EXERCISE GOAL :: Output the lines that follow exactly as they are.
***** RECORD LIST
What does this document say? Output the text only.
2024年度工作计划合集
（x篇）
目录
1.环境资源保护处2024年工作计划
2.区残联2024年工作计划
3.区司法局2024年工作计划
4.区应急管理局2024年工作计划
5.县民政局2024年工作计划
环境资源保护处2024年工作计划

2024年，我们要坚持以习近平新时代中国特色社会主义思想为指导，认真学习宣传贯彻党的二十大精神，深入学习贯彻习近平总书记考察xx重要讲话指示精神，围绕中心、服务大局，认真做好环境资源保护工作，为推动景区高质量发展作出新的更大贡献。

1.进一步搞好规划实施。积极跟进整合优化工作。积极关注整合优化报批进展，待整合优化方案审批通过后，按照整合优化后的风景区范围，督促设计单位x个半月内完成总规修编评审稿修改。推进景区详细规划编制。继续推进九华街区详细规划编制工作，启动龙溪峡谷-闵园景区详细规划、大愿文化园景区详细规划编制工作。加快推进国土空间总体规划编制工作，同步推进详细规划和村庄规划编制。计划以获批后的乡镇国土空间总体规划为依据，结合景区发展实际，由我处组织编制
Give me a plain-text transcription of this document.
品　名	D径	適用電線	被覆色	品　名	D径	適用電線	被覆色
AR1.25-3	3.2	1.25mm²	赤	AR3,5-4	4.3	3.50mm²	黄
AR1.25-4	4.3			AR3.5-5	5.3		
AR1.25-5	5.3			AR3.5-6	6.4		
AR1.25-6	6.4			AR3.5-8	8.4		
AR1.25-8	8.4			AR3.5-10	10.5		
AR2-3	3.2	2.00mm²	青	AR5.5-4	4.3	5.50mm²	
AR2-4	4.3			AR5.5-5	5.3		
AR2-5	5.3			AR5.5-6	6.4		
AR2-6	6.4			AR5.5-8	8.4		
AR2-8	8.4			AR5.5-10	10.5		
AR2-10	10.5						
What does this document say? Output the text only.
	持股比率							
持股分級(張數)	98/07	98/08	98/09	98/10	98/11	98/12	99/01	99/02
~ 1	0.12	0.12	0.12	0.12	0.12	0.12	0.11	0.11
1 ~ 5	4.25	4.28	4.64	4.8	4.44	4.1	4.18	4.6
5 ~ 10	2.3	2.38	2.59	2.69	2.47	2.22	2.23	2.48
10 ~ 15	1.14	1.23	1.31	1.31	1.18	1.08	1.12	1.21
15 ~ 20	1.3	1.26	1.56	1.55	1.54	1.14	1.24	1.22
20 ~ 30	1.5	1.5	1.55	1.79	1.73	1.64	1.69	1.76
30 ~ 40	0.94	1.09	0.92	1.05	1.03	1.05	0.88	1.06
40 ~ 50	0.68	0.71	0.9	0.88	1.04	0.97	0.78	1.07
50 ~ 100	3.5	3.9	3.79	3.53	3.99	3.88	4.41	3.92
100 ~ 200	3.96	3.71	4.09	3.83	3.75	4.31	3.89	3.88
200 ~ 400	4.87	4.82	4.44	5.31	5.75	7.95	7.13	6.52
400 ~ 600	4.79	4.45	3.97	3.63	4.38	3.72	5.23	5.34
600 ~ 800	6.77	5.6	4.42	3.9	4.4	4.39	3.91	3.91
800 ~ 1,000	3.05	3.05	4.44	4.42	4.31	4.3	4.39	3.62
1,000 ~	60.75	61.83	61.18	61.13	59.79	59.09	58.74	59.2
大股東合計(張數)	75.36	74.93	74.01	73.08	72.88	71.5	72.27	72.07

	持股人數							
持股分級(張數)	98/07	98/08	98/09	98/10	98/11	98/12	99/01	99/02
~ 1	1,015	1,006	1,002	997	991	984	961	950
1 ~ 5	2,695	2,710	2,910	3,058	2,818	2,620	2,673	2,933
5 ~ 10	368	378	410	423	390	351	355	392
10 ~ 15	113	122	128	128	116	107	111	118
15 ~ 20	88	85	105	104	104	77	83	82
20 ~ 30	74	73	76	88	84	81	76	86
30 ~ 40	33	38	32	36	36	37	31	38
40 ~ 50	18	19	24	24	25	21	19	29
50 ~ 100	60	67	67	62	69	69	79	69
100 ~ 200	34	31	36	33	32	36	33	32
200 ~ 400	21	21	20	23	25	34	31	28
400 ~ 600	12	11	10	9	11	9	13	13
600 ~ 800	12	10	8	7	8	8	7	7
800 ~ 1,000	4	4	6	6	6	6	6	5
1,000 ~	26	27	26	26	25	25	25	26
**********
RESULT OF THE TASK ::
What does this document say? Output the text only.
2024年度工作计划合集
（x篇）
目录
1.环境资源保护处2024年工作计划
2.区残联2024年工作计划
3.区司法局2024年工作计划
4.区应急管理局2024年工作计划
5.县民政局2024年工作计划
环境资源保护处2024年工作计划

2024年，我们要坚持以习近平新时代中国特色社会主义思想为指导，认真学习宣传贯彻党的二十大精神，深入学习贯彻习近平总书记考察xx重要讲话指示精神，围绕中心、服务大局，认真做好环境资源保护工作，为推动景区高质量发展作出新的更大贡献。

1.进一步搞好规划实施。积极跟进整合优化工作。积极关注整合优化报批进展，待整合优化方案审批通过后，按照整合优化后的风景区范围，督促设计单位x个半月内完成总规修编评审稿修改。推进景区详细规划编制。继续推进九华街区详细规划编制工作，启动龙溪峡谷-闵园景区详细规划、大愿文化园景区详细规划编制工作。加快推进国土空间总体规划编制工作，同步推进详细规划和村庄规划编制。计划以获批后的乡镇国土空间总体规划为依据，结合景区发展实际，由我处组织编制
Give me a plain-text transcription of this document.
品　名	D径	適用電線	被覆色	品　名	D径	適用電線	被覆色
AR1.25-3	3.2	1.25mm²	赤	AR3,5-4	4.3	3.50mm²	黄
AR1.25-4	4.3			AR3.5-5	5.3		
AR1.25-5	5.3			AR3.5-6	6.4		
AR1.25-6	6.4			AR3.5-8	8.4		
AR1.25-8	8.4			AR3.5-10	10.5		
AR2-3	3.2	2.00mm²	青	AR5.5-4	4.3	5.50mm²	
AR2-4	4.3			AR5.5-5	5.3		
AR2-5	5.3			AR5.5-6	6.4		
AR2-6	6.4			AR5.5-8	8.4		
AR2-8	8.4			AR5.5-10	10.5		
AR2-10	10.5						
What does this document say? Output the text only.
	持股比率							
持股分級(張數)	98/07	98/08	98/09	98/10	98/11	98/12	99/01	99/02
~ 1	0.12	0.12	0.12	0.12	0.12	0.12	0.11	0.11
1 ~ 5	4.25	4.28	4.64	4.8	4.44	4.1	4.18	4.6
5 ~ 10	2.3	2.38	2.59	2.69	2.47	2.22	2.23	2.48
10 ~ 15	1.14	1.23	1.31	1.31	1.18	1.08	1.12	1.21
15 ~ 20	1.3	1.26	1.56	1.55	1.54	1.14	1.24	1.22
20 ~ 30	1.5	1.5	1.55	1.79	1.73	1.64	1.69	1.76
30 ~ 40	0.94	1.09	0.92	1.05	1.03	1.05	0.88	1.06
40 ~ 50	0.68	0.71	0.9	0.88	1.04	0.97	0.78	1.07
50 ~ 100	3.5	3.9	3.79	3.53	3.99	3.88	4.41	3.92
100 ~ 200	3.96	3.71	4.09	3.83	3.75	4.31	3.89	3.88
200 ~ 400	4.87	4.82	4.44	5.31	5.75	7.95	7.13	6.52
400 ~ 600	4.79	4.45	3.97	3.63	4.38	3.72	5.23	5.34
600 ~ 800	6.77	5.6	4.42	3.9	4.4	4.39	3.91	3.91
800 ~ 1,000	3.05	3.05	4.44	4.42	4.31	4.3	4.39	3.62
1,000 ~	60.75	61.83	61.18	61.13	59.79	59.09	58.74	59.2
大股東合計(張數)	75.36	74.93	74.01	73.08	72.88	71.5	72.27	72.07

	持股人數							
持股分級(張數)	98/07	98/08	98/09	98/10	98/11	98/12	99/01	99/02
~ 1	1,015	1,006	1,002	997	991	984	961	950
1 ~ 5	2,695	2,710	2,910	3,058	2,818	2,620	2,673	2,933
5 ~ 10	368	378	410	423	390	351	355	392
10 ~ 15	113	122	128	128	116	107	111	118
15 ~ 20	88	85	105	104	104	77	83	82
20 ~ 30	74	73	76	88	84	81	76	86
30 ~ 40	33	38	32	36	36	37	31	38
40 ~ 50	18	19	24	24	25	21	19	29
50 ~ 100	60	67	67	62	69	69	79	69
100 ~ 200	34	31	36	33	32	36	33	32
200 ~ 400	21	21	20	23	25	34	31	28
400 ~ 600	12	11	10	9	11	9	13	13
600 ~ 800	12	10	8	7	8	8	7	7
800 ~ 1,000	4	4	6	6	6	6	6	5
1,000 ~	26	27	26	26	25	25	25	26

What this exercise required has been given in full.